**Saved entries**:
· · · ·
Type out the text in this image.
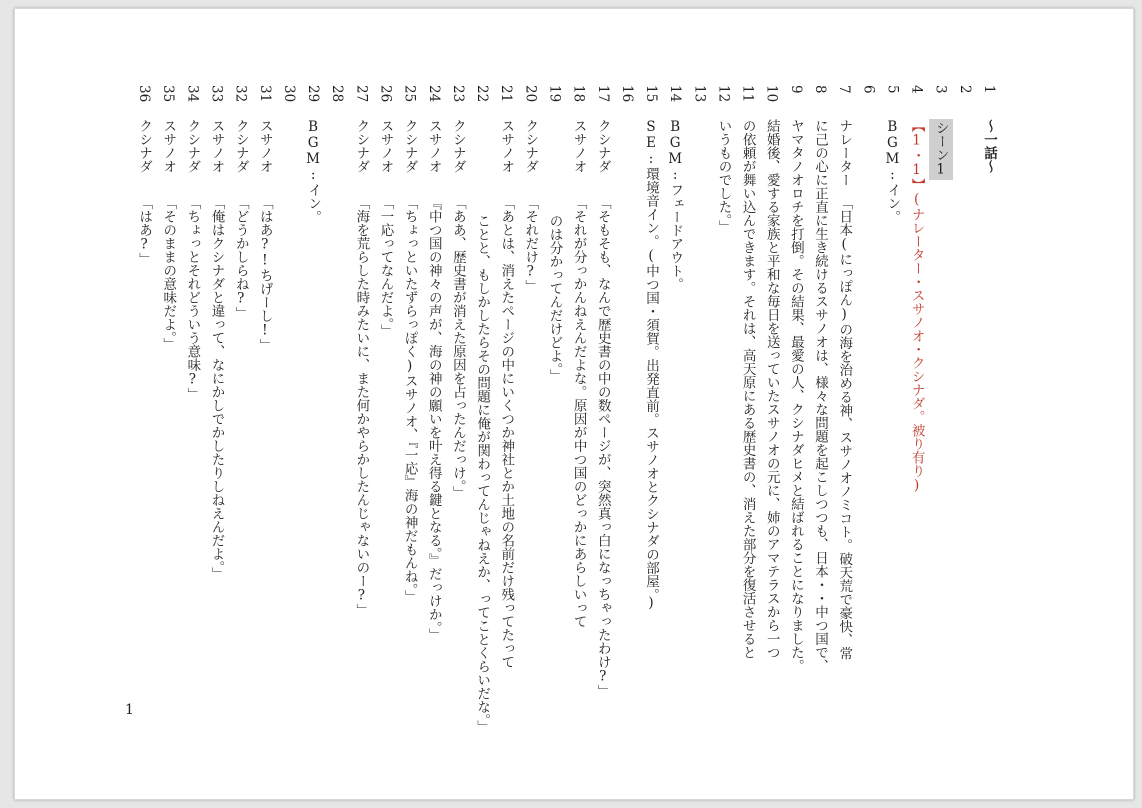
1
〜一話〜
2
3
シーン1
4
【1・1】(ナレーター・スサノオ・クシナダ。被り有り)
5
BGM:イン。
6
7
ナレーター
「日本(にっぽん)の海を治める神、スサノオノミコト。破天荒で豪快、常
8
に己の心に正直に生き続けるスサノオは、様々な問題を起こしつつも、日本・・中つ国で、
9
ヤマタノオロチを打倒。その結果、最愛の人、クシナダヒメと結ばれることになりました。
10
結婚後、愛する家族と平和な毎日を送っていたスサノオの元に、姉のアマテラスから一つ
11
の依頼が舞い込んできます。それは、高天原にある歴史書の、消えた部分を復活させると
12
いうものでした。」
13
14
BGM:フェードアウト。
15
SE:環境音イン。(中つ国・須賀。出発直前。スサノオとクシナダの部屋。)
16
17
クシナダ
「そもそも、なんで歴史書の中の数ページが、突然真っ白になっちゃったわけ?」
18
スサノオ
「それが分っかんねえんだよな。原因が中つ国のどっかにあらしいって
19
のは分かってんだけどよ。」
20
クシナダ
「それだけ?」
21
スサノオ
「あとは、消えたページの中にいくつか神社とか土地の名前だけ残ってたって
22
ことと、もしかしたらその問題に俺が関わってんじゃねえか、ってことくらいだな。」
23
クシナダ
「ああ、歴史書が消えた原因を占ったんだっけ。」
24
スサノオ
『中つ国の神々の声が、海の神の願いを叶え得る鍵となる。』だっけか。」
25
クシナダ
「ちょっといたずらっぽく)スサノオ、『一応』海の神だもんね。」
26
スサノオ
「一応ってなんだよ。」
27
クシナダ
「海を荒らした時みたいに、また何かやらかしたんじゃないのー?」
28
29
BGM:イン。
30
31
スサノオ
「はあ?!ちげーし!」
32
クシナダ
「どうかしらね?」
33
スサノオ
「俺はクシナダと違って、なにかしでかしたりしねえんだよ。」
34
クシナダ
「ちょっとそれどういう意味?」
35
スサノオ
「そのままの意味だよ。」
36
クシナダ
「はあ?」
1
· · · ·
**WRITTEN EXERCISE**: Reproduce the material in full, word for word, and omit the pictures.

**OUTPUT**:
Type out the text in this image.
1
〜一話〜
2
3
シーン1
4
【1・1】(ナレーター・スサノオ・クシナダ。被り有り)
5
BGM:イン。
6
7
ナレーター
「日本(にっぽん)の海を治める神、スサノオノミコト。破天荒で豪快、常
8
に己の心に正直に生き続けるスサノオは、様々な問題を起こしつつも、日本・・中つ国で、
9
ヤマタノオロチを打倒。その結果、最愛の人、クシナダヒメと結ばれることになりました。
10
結婚後、愛する家族と平和な毎日を送っていたスサノオの元に、姉のアマテラスから一つ
11
の依頼が舞い込んできます。それは、高天原にある歴史書の、消えた部分を復活させると
12
いうものでした。」
13
14
BGM:フェードアウト。
15
SE:環境音イン。(中つ国・須賀。出発直前。スサノオとクシナダの部屋。)
16
17
クシナダ
「そもそも、なんで歴史書の中の数ページが、突然真っ白になっちゃったわけ?」
18
スサノオ
「それが分っかんねえんだよな。原因が中つ国のどっかにあらしいって
19
のは分かってんだけどよ。」
20
クシナダ
「それだけ?」
21
スサノオ
「あとは、消えたページの中にいくつか神社とか土地の名前だけ残ってたって
22
ことと、もしかしたらその問題に俺が関わってんじゃねえか、ってことくらいだな。」
23
クシナダ
「ああ、歴史書が消えた原因を占ったんだっけ。」
24
スサノオ
『中つ国の神々の声が、海の神の願いを叶え得る鍵となる。』だっけか。」
25
クシナダ
「ちょっといたずらっぽく)スサノオ、『一応』海の神だもんね。」
26
スサノオ
「一応ってなんだよ。」
27
クシナダ
「海を荒らした時みたいに、また何かやらかしたんじゃないのー?」
28
29
BGM:イン。
30
31
スサノオ
「はあ?!ちげーし!」
32
クシナダ
「どうかしらね?」
33
スサノオ
「俺はクシナダと違って、なにかしでかしたりしねえんだよ。」
34
クシナダ
「ちょっとそれどういう意味?」
35
スサノオ
「そのままの意味だよ。」
36
クシナダ
「はあ?」
1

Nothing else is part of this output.